Print every entry word for word, but omit the pictures.

[Document page image records]
══════════════════════════════

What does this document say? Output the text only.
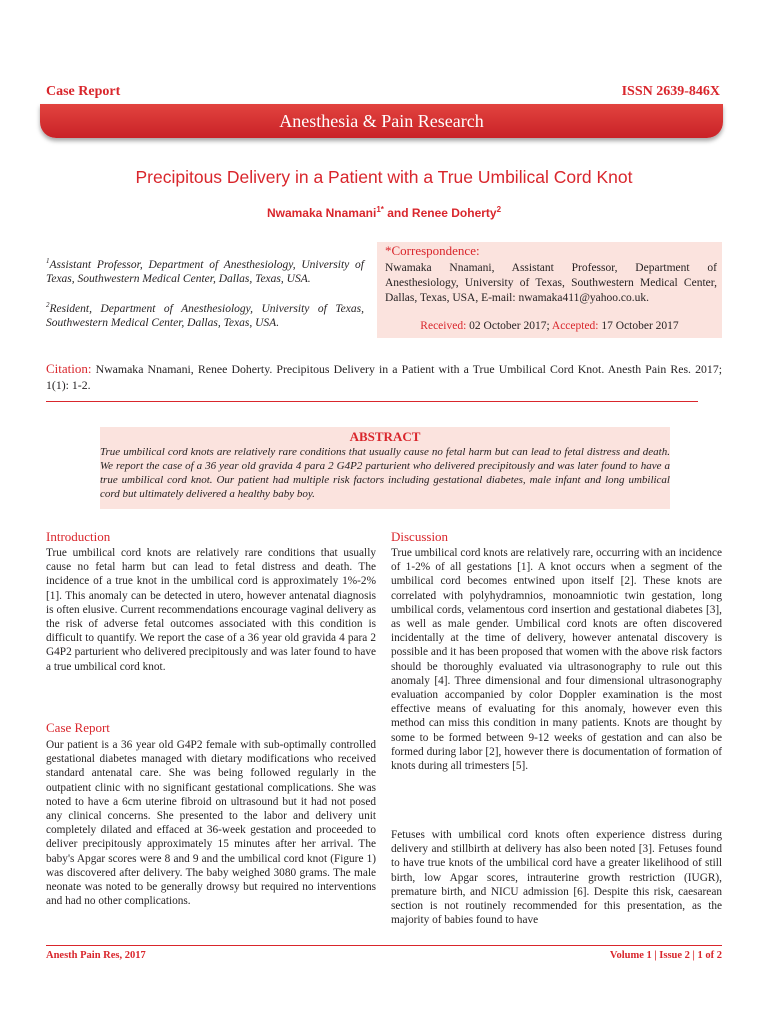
Case Report	ISSN 2639-846X
Anesthesia & Pain Research
Precipitous Delivery in a Patient with a True Umbilical Cord Knot
Nwamaka Nnamani$^{1*}$ and Renee Doherty$^2$
$^1$Assistant Professor, Department of Anesthesiology, University of Texas, Southwestern Medical Center, Dallas, Texas, USA.
$^2$Resident, Department of Anesthesiology, University of Texas, Southwestern Medical Center, Dallas, Texas, USA.
*Correspondence:
Nwamaka Nnamani, Assistant Professor, Department of Anesthesiology, University of Texas, Southwestern Medical Center, Dallas, Texas, USA, E-mail: nwamaka411@yahoo.co.uk.
Received: 02 October 2017; Accepted: 17 October 2017
Citation: Nwamaka Nnamani, Renee Doherty. Precipitous Delivery in a Patient with a True Umbilical Cord Knot. Anesth Pain Res. 2017; 1(1): 1-2.
ABSTRACT
True umbilical cord knots are relatively rare conditions that usually cause no fetal harm but can lead to fetal distress and death. We report the case of a 36 year old gravida 4 para 2 G4P2 parturient who delivered precipitously and was later found to have a true umbilical cord knot. Our patient had multiple risk factors including gestational diabetes, male infant and long umbilical cord but ultimately delivered a healthy baby boy.
Introduction
True umbilical cord knots are relatively rare conditions that usually cause no fetal harm but can lead to fetal distress and death. The incidence of a true knot in the umbilical cord is approximately 1%-2% [1]. This anomaly can be detected in utero, however antenatal diagnosis is often elusive. Current recommendations encourage vaginal delivery as the risk of adverse fetal outcomes associated with this condition is difficult to quantify. We report the case of a 36 year old gravida 4 para 2 G4P2 parturient who delivered precipitously and was later found to have a true umbilical cord knot.
Case Report
Our patient is a 36 year old G4P2 female with sub-optimally controlled gestational diabetes managed with dietary modifications who received standard antenatal care. She was being followed regularly in the outpatient clinic with no significant gestational complications. She was noted to have a 6cm uterine fibroid on ultrasound but it had not posed any clinical concerns. She presented to the labor and delivery unit completely dilated and effaced at 36-week gestation and proceeded to deliver precipitously approximately 15 minutes after her arrival. The baby's Apgar scores were 8 and 9 and the umbilical cord knot (Figure 1) was discovered after delivery. The baby weighed 3080 grams. The male neonate was noted to be generally drowsy but required no interventions and had no other complications.
Discussion
True umbilical cord knots are relatively rare, occurring with an incidence of 1-2% of all gestations [1]. A knot occurs when a segment of the umbilical cord becomes entwined upon itself [2]. These knots are correlated with polyhydramnios, monoamniotic twin gestation, long umbilical cords, velamentous cord insertion and gestational diabetes [3], as well as male gender. Umbilical cord knots are often discovered incidentally at the time of delivery, however antenatal discovery is possible and it has been proposed that women with the above risk factors should be thoroughly evaluated via ultrasonography to rule out this anomaly [4]. Three dimensional and four dimensional ultrasonography evaluation accompanied by color Doppler examination is the most effective means of evaluating for this anomaly, however even this method can miss this condition in many patients. Knots are thought by some to be formed between 9-12 weeks of gestation and can also be formed during labor [2], however there is documentation of formation of knots during all trimesters [5].
Fetuses with umbilical cord knots often experience distress during delivery and stillbirth at delivery has also been noted [3]. Fetuses found to have true knots of the umbilical cord have a greater likelihood of still birth, low Apgar scores, intrauterine growth restriction (IUGR), premature birth, and NICU admission [6]. Despite this risk, caesarean section is not routinely recommended for this presentation, as the majority of babies found to have
Anesth Pain Res, 2017	Volume 1 | Issue 2 | 1 of 2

══════════════════════════════

-- The answer --
What does this document say? Output the text only.
Case Report	ISSN 2639-846X
Anesthesia & Pain Research
Precipitous Delivery in a Patient with a True Umbilical Cord Knot
Nwamaka Nnamani$^{1*}$ and Renee Doherty$^2$
$^1$Assistant Professor, Department of Anesthesiology, University of Texas, Southwestern Medical Center, Dallas, Texas, USA.
$^2$Resident, Department of Anesthesiology, University of Texas, Southwestern Medical Center, Dallas, Texas, USA.
*Correspondence:
Nwamaka Nnamani, Assistant Professor, Department of Anesthesiology, University of Texas, Southwestern Medical Center, Dallas, Texas, USA, E-mail: nwamaka411@yahoo.co.uk.
Received: 02 October 2017; Accepted: 17 October 2017
Citation: Nwamaka Nnamani, Renee Doherty. Precipitous Delivery in a Patient with a True Umbilical Cord Knot. Anesth Pain Res. 2017; 1(1): 1-2.
ABSTRACT
True umbilical cord knots are relatively rare conditions that usually cause no fetal harm but can lead to fetal distress and death. We report the case of a 36 year old gravida 4 para 2 G4P2 parturient who delivered precipitously and was later found to have a true umbilical cord knot. Our patient had multiple risk factors including gestational diabetes, male infant and long umbilical cord but ultimately delivered a healthy baby boy.
Introduction
True umbilical cord knots are relatively rare conditions that usually cause no fetal harm but can lead to fetal distress and death. The incidence of a true knot in the umbilical cord is approximately 1%-2% [1]. This anomaly can be detected in utero, however antenatal diagnosis is often elusive. Current recommendations encourage vaginal delivery as the risk of adverse fetal outcomes associated with this condition is difficult to quantify. We report the case of a 36 year old gravida 4 para 2 G4P2 parturient who delivered precipitously and was later found to have a true umbilical cord knot.
Case Report
Our patient is a 36 year old G4P2 female with sub-optimally controlled gestational diabetes managed with dietary modifications who received standard antenatal care. She was being followed regularly in the outpatient clinic with no significant gestational complications. She was noted to have a 6cm uterine fibroid on ultrasound but it had not posed any clinical concerns. She presented to the labor and delivery unit completely dilated and effaced at 36-week gestation and proceeded to deliver precipitously approximately 15 minutes after her arrival. The baby's Apgar scores were 8 and 9 and the umbilical cord knot (Figure 1) was discovered after delivery. The baby weighed 3080 grams. The male neonate was noted to be generally drowsy but required no interventions and had no other complications.
Discussion
True umbilical cord knots are relatively rare, occurring with an incidence of 1-2% of all gestations [1]. A knot occurs when a segment of the umbilical cord becomes entwined upon itself [2]. These knots are correlated with polyhydramnios, monoamniotic twin gestation, long umbilical cords, velamentous cord insertion and gestational diabetes [3], as well as male gender. Umbilical cord knots are often discovered incidentally at the time of delivery, however antenatal discovery is possible and it has been proposed that women with the above risk factors should be thoroughly evaluated via ultrasonography to rule out this anomaly [4]. Three dimensional and four dimensional ultrasonography evaluation accompanied by color Doppler examination is the most effective means of evaluating for this anomaly, however even this method can miss this condition in many patients. Knots are thought by some to be formed between 9-12 weeks of gestation and can also be formed during labor [2], however there is documentation of formation of knots during all trimesters [5].
Fetuses with umbilical cord knots often experience distress during delivery and stillbirth at delivery has also been noted [3]. Fetuses found to have true knots of the umbilical cord have a greater likelihood of still birth, low Apgar scores, intrauterine growth restriction (IUGR), premature birth, and NICU admission [6]. Despite this risk, caesarean section is not routinely recommended for this presentation, as the majority of babies found to have
Anesth Pain Res, 2017	Volume 1 | Issue 2 | 1 of 2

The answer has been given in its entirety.